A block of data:
====================

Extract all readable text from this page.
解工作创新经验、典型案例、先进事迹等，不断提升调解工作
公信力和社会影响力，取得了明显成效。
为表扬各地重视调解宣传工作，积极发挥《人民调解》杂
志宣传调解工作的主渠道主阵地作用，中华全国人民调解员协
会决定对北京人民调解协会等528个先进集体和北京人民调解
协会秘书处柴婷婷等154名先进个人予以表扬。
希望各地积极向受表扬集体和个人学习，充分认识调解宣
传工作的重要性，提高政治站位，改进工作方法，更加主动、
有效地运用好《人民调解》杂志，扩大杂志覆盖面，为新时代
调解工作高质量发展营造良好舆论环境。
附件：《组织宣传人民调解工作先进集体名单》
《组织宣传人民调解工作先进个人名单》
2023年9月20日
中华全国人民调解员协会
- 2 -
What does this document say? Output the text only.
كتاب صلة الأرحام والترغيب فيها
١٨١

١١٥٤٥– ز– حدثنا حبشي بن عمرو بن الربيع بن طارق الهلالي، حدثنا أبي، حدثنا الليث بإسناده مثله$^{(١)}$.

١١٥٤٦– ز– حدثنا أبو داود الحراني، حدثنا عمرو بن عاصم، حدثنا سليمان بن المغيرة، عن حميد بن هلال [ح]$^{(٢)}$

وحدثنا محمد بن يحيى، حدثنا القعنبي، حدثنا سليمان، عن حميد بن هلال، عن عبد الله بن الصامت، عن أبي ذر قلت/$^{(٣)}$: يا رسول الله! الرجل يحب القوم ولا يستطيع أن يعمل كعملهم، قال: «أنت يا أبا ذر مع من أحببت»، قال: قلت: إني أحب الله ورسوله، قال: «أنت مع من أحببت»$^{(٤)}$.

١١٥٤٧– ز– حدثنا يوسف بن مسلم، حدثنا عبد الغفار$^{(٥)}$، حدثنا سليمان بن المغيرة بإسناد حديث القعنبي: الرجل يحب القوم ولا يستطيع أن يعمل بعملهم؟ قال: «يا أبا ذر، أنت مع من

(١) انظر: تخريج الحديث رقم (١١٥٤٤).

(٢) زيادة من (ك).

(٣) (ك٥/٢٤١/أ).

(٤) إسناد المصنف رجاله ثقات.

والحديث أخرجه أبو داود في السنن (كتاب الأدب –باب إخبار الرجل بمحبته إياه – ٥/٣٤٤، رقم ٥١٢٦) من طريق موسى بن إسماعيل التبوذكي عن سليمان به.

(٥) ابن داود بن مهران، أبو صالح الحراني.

====================

**Problem description:** Would you give the material above again, complete and exact?

**Reply:**
Extract all readable text from this page.
解工作创新经验、典型案例、先进事迹等，不断提升调解工作
公信力和社会影响力，取得了明显成效。
为表扬各地重视调解宣传工作，积极发挥《人民调解》杂
志宣传调解工作的主渠道主阵地作用，中华全国人民调解员协
会决定对北京人民调解协会等528个先进集体和北京人民调解
协会秘书处柴婷婷等154名先进个人予以表扬。
希望各地积极向受表扬集体和个人学习，充分认识调解宣
传工作的重要性，提高政治站位，改进工作方法，更加主动、
有效地运用好《人民调解》杂志，扩大杂志覆盖面，为新时代
调解工作高质量发展营造良好舆论环境。
附件：《组织宣传人民调解工作先进集体名单》
《组织宣传人民调解工作先进个人名单》
2023年9月20日
中华全国人民调解员协会
- 2 -
What does this document say? Output the text only.
كتاب صلة الأرحام والترغيب فيها
١٨١

١١٥٤٥– ز– حدثنا حبشي بن عمرو بن الربيع بن طارق الهلالي، حدثنا أبي، حدثنا الليث بإسناده مثله$^{(١)}$.

١١٥٤٦– ز– حدثنا أبو داود الحراني، حدثنا عمرو بن عاصم، حدثنا سليمان بن المغيرة، عن حميد بن هلال [ح]$^{(٢)}$

وحدثنا محمد بن يحيى، حدثنا القعنبي، حدثنا سليمان، عن حميد بن هلال، عن عبد الله بن الصامت، عن أبي ذر قلت/$^{(٣)}$: يا رسول الله! الرجل يحب القوم ولا يستطيع أن يعمل كعملهم، قال: «أنت يا أبا ذر مع من أحببت»، قال: قلت: إني أحب الله ورسوله، قال: «أنت مع من أحببت»$^{(٤)}$.

١١٥٤٧– ز– حدثنا يوسف بن مسلم، حدثنا عبد الغفار$^{(٥)}$، حدثنا سليمان بن المغيرة بإسناد حديث القعنبي: الرجل يحب القوم ولا يستطيع أن يعمل بعملهم؟ قال: «يا أبا ذر، أنت مع من

(١) انظر: تخريج الحديث رقم (١١٥٤٤).

(٢) زيادة من (ك).

(٣) (ك٥/٢٤١/أ).

(٤) إسناد المصنف رجاله ثقات.

والحديث أخرجه أبو داود في السنن (كتاب الأدب –باب إخبار الرجل بمحبته إياه – ٥/٣٤٤، رقم ٥١٢٦) من طريق موسى بن إسماعيل التبوذكي عن سليمان به.

(٥) ابن داود بن مهران، أبو صالح الحراني.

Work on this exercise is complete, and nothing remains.